WHAT YOU NEED TO DO: How many lines in the records below hold the string "Duration"? Please answer with the number and nothing more.
>> BEGIN INPUT ROWS
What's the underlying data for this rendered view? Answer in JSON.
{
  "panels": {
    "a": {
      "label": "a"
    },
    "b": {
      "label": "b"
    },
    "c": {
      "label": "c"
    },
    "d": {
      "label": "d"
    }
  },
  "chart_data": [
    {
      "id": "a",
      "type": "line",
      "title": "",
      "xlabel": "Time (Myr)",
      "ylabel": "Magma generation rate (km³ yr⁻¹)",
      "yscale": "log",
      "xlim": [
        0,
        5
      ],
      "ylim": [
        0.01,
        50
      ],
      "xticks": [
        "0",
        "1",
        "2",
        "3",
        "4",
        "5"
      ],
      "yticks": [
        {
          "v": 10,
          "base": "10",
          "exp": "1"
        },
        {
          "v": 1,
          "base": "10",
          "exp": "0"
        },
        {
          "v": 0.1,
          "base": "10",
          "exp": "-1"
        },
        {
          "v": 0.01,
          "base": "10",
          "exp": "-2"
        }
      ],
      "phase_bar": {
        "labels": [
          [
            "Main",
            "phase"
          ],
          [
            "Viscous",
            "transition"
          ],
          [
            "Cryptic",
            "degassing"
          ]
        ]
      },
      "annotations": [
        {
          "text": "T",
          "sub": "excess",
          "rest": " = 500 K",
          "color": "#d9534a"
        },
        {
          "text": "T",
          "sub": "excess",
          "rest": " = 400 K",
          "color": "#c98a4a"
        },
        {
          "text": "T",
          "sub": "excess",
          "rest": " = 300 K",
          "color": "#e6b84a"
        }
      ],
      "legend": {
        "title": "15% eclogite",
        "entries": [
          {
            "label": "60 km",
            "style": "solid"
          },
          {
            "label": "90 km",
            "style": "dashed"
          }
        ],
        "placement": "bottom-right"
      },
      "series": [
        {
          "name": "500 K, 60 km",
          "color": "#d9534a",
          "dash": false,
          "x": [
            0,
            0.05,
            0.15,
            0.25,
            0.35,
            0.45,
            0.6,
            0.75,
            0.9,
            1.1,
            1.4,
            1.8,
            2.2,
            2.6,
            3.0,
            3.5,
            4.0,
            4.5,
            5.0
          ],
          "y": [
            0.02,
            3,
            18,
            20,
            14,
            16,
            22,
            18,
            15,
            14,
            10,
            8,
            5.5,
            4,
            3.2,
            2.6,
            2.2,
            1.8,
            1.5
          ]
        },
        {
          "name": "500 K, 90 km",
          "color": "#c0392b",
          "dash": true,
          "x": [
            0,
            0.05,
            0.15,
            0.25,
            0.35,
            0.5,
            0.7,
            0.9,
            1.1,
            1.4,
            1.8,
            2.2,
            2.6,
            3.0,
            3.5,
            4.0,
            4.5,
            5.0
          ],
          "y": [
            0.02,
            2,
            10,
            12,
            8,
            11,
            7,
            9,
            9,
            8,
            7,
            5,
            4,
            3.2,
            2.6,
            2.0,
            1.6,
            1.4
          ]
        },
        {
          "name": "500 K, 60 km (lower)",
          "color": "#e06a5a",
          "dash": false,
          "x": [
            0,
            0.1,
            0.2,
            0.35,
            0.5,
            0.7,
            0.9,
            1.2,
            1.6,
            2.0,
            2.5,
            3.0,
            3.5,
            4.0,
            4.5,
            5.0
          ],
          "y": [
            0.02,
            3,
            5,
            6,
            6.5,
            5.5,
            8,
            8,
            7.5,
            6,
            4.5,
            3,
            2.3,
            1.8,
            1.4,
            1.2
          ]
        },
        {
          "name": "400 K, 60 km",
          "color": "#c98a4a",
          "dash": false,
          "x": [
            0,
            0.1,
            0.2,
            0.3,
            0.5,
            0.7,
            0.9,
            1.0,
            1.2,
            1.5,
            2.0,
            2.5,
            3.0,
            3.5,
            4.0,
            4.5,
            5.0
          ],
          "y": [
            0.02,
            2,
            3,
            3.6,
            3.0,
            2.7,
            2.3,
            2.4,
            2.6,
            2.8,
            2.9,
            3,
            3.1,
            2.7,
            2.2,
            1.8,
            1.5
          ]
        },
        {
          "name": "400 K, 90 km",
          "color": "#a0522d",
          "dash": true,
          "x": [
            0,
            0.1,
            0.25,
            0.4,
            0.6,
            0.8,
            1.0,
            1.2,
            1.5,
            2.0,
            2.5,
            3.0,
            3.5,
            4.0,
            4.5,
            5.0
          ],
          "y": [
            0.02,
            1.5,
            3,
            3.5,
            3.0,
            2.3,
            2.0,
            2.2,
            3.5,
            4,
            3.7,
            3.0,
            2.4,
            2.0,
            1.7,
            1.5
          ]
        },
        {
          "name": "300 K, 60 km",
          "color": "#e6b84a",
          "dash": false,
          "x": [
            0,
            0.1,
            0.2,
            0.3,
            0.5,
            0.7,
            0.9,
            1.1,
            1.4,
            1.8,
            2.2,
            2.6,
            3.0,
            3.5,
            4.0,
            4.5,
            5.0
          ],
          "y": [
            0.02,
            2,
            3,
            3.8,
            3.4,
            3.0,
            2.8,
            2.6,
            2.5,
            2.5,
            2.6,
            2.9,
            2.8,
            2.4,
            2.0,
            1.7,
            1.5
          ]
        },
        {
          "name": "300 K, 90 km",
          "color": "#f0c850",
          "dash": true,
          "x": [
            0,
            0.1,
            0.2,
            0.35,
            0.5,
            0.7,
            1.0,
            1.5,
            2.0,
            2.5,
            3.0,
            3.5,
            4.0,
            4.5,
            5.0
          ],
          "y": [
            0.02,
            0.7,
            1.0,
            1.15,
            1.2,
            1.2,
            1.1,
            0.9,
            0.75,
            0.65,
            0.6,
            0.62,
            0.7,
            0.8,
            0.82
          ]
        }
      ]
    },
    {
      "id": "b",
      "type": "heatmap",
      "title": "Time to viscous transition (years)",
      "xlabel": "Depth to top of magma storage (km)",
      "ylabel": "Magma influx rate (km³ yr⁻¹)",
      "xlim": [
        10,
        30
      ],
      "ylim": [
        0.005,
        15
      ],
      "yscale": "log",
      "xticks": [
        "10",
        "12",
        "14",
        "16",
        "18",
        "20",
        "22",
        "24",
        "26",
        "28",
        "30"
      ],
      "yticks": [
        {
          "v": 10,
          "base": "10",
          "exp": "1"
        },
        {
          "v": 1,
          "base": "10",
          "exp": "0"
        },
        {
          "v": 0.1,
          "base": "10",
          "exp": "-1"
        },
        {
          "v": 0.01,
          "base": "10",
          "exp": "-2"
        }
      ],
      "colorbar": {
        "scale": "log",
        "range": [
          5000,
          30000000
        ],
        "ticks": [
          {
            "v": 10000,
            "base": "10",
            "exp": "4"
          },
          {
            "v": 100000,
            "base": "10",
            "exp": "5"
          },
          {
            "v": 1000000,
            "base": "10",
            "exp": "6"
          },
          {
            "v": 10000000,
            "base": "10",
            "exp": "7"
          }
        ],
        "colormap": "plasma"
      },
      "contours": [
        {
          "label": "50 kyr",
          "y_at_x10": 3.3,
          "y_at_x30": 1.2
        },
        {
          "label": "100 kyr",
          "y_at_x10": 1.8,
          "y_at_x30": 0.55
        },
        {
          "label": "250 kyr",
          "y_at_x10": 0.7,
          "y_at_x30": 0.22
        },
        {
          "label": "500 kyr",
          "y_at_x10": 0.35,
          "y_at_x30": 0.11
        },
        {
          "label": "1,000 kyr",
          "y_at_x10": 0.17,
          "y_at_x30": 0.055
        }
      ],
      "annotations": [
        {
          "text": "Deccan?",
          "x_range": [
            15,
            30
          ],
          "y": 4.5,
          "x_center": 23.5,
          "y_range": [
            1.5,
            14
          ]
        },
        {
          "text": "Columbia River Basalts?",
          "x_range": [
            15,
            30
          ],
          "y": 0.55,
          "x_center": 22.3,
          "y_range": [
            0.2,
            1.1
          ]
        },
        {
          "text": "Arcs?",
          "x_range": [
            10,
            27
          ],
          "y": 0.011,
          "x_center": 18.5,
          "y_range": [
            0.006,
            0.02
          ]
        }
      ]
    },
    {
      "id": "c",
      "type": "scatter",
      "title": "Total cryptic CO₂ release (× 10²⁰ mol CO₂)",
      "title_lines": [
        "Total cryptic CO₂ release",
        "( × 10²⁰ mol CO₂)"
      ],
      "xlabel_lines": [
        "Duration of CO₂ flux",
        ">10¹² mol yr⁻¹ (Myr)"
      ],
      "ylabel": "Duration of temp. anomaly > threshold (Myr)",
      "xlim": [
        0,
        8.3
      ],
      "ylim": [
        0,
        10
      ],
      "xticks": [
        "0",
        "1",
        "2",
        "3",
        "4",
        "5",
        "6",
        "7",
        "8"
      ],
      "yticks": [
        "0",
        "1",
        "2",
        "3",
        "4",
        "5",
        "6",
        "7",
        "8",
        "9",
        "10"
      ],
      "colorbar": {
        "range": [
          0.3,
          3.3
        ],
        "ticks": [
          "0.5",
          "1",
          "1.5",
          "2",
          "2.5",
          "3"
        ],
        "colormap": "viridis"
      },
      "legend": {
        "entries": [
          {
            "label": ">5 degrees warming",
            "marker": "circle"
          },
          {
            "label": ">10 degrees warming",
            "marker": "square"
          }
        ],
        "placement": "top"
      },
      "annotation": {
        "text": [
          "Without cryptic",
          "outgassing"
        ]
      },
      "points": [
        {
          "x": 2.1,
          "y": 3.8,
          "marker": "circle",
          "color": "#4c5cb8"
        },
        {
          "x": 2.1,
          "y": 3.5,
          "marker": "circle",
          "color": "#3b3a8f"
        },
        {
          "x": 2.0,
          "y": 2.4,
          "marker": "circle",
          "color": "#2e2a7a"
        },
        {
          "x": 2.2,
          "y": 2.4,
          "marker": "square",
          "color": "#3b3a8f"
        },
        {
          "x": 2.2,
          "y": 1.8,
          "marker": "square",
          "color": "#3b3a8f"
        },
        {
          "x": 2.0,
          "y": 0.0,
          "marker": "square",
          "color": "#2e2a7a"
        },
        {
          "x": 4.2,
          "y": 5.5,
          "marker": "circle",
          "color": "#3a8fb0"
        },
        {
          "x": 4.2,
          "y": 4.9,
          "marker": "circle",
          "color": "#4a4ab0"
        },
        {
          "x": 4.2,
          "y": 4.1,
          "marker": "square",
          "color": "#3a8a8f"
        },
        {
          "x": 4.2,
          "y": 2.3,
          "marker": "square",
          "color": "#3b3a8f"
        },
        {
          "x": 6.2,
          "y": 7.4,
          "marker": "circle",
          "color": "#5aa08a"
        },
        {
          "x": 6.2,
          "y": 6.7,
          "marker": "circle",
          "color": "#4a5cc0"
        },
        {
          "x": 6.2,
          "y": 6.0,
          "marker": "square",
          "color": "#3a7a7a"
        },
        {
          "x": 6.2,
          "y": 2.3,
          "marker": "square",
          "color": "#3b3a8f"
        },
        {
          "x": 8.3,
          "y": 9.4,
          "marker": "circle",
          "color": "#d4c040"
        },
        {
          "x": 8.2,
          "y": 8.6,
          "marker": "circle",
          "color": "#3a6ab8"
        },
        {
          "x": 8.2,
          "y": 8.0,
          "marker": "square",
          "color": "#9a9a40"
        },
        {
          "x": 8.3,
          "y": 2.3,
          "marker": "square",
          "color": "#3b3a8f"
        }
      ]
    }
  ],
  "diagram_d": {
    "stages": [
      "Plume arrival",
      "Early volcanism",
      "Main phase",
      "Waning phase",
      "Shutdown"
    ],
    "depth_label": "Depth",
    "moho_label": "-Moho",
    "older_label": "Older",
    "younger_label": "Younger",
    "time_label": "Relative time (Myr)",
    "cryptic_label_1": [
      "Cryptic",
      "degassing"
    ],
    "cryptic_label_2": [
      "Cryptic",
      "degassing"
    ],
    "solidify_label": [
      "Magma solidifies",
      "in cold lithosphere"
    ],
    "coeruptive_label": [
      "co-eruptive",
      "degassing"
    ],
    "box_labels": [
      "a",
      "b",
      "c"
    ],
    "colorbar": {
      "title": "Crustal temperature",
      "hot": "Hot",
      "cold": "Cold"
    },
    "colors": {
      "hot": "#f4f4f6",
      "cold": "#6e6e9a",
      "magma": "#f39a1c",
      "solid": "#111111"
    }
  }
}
>> END INPUT ROWS
>> BEGIN INPUT ROWS
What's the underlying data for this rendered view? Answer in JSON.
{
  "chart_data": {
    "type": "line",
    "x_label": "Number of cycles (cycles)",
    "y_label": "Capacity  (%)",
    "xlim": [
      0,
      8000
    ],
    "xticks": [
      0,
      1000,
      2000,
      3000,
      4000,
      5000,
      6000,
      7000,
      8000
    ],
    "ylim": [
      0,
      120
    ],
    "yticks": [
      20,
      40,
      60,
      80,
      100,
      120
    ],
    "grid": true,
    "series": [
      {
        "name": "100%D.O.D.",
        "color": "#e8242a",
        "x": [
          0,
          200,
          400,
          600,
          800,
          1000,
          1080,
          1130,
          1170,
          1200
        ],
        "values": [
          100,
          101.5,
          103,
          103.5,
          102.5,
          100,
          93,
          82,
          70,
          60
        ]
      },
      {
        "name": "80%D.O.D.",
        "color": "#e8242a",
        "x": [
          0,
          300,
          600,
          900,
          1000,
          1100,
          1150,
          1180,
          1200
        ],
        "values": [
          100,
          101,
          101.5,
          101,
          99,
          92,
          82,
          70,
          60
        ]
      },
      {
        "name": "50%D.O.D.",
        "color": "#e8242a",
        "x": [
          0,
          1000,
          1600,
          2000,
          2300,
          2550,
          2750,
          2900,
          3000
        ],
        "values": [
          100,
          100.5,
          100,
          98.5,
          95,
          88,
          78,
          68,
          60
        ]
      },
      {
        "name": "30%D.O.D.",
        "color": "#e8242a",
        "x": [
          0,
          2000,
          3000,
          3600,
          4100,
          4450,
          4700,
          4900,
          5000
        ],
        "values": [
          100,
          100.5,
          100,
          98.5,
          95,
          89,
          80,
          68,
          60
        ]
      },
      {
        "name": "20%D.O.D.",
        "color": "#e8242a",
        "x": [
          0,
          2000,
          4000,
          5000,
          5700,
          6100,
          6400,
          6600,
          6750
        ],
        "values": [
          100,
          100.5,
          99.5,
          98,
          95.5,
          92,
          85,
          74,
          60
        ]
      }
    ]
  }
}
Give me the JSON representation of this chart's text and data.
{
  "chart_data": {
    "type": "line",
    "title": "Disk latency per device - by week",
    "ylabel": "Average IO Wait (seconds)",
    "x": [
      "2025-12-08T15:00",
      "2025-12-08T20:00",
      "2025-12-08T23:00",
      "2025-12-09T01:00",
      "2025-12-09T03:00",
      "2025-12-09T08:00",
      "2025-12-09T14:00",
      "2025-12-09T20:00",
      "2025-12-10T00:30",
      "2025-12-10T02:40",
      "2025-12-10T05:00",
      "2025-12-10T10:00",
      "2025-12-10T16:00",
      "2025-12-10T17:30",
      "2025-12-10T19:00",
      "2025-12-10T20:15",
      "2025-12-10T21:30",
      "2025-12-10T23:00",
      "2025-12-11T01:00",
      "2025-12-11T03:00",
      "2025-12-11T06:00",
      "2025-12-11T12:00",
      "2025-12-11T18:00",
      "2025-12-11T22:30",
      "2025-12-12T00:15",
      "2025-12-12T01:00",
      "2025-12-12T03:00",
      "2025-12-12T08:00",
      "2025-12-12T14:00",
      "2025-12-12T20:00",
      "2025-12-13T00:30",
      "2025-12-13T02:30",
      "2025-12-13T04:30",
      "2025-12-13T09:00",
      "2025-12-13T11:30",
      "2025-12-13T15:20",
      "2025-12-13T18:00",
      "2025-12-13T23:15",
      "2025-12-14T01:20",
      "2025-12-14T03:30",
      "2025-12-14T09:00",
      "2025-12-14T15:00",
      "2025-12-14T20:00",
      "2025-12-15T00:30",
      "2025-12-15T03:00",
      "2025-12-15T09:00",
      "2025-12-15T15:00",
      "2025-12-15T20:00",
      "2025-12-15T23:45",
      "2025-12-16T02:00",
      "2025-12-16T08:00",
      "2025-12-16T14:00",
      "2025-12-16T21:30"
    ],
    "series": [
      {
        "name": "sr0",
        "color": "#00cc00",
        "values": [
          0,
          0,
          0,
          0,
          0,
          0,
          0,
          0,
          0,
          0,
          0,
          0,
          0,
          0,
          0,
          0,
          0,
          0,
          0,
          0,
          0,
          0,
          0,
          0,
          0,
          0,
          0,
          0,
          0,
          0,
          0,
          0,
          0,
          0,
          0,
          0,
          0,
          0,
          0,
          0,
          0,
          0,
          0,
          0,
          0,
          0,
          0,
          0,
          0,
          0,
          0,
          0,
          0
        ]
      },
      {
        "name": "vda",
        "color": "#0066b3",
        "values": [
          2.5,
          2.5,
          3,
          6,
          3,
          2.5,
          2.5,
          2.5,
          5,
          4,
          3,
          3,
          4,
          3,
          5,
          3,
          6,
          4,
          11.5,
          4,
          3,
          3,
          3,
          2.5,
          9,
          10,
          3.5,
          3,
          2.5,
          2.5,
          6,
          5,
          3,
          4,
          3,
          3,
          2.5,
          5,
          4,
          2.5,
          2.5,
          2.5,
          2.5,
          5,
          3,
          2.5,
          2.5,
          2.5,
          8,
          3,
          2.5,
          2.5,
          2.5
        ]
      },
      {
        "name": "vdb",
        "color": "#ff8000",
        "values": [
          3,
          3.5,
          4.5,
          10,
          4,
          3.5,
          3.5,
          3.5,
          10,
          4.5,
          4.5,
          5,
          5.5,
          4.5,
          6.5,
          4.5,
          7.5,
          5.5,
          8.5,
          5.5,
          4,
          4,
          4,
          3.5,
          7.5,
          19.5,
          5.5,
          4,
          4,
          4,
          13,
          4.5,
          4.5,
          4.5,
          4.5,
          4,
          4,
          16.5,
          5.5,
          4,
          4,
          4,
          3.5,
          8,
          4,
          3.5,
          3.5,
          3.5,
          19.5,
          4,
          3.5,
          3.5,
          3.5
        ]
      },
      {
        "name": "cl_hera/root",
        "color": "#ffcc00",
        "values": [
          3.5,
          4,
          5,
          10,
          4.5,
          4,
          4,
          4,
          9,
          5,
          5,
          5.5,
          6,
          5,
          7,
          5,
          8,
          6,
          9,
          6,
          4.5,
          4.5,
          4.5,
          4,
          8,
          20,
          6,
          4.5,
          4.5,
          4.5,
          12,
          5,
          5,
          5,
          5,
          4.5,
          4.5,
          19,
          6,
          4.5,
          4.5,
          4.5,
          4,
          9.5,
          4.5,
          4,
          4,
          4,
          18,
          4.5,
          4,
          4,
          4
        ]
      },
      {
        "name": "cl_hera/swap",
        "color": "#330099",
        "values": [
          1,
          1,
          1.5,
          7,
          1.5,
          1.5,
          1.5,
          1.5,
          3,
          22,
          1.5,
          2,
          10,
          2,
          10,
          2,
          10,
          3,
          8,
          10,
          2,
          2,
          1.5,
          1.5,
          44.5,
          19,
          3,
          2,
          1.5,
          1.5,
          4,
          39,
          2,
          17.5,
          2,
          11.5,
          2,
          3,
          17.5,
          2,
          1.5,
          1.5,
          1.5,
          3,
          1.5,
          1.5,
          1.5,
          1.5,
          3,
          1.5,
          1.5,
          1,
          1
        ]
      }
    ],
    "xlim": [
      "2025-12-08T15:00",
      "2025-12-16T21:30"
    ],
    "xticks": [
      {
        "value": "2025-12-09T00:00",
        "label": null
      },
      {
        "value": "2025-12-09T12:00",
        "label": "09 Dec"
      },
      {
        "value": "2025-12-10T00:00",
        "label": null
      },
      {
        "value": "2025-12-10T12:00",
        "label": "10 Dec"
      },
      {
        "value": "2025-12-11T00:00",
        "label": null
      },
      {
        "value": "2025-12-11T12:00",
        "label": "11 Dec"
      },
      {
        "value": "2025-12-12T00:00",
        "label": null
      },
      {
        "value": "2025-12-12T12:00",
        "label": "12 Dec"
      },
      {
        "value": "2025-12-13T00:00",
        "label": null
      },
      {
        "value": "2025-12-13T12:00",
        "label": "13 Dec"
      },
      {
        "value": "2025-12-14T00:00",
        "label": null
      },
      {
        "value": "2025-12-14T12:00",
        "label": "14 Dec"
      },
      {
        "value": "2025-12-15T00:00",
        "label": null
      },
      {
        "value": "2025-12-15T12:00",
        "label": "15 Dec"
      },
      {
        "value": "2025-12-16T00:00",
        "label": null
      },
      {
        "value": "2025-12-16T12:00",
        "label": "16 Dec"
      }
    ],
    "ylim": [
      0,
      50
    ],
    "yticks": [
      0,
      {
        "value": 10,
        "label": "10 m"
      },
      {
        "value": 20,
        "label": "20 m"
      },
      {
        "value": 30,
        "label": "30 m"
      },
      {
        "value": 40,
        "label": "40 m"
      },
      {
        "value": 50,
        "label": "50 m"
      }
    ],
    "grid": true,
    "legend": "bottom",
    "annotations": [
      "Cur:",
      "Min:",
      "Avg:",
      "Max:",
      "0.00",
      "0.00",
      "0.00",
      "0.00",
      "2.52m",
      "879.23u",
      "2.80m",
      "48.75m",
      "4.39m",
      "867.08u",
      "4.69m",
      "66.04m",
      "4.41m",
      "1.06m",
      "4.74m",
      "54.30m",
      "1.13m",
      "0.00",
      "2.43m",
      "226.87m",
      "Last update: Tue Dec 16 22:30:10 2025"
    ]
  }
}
>> END INPUT ROWS
THE REPLY: 2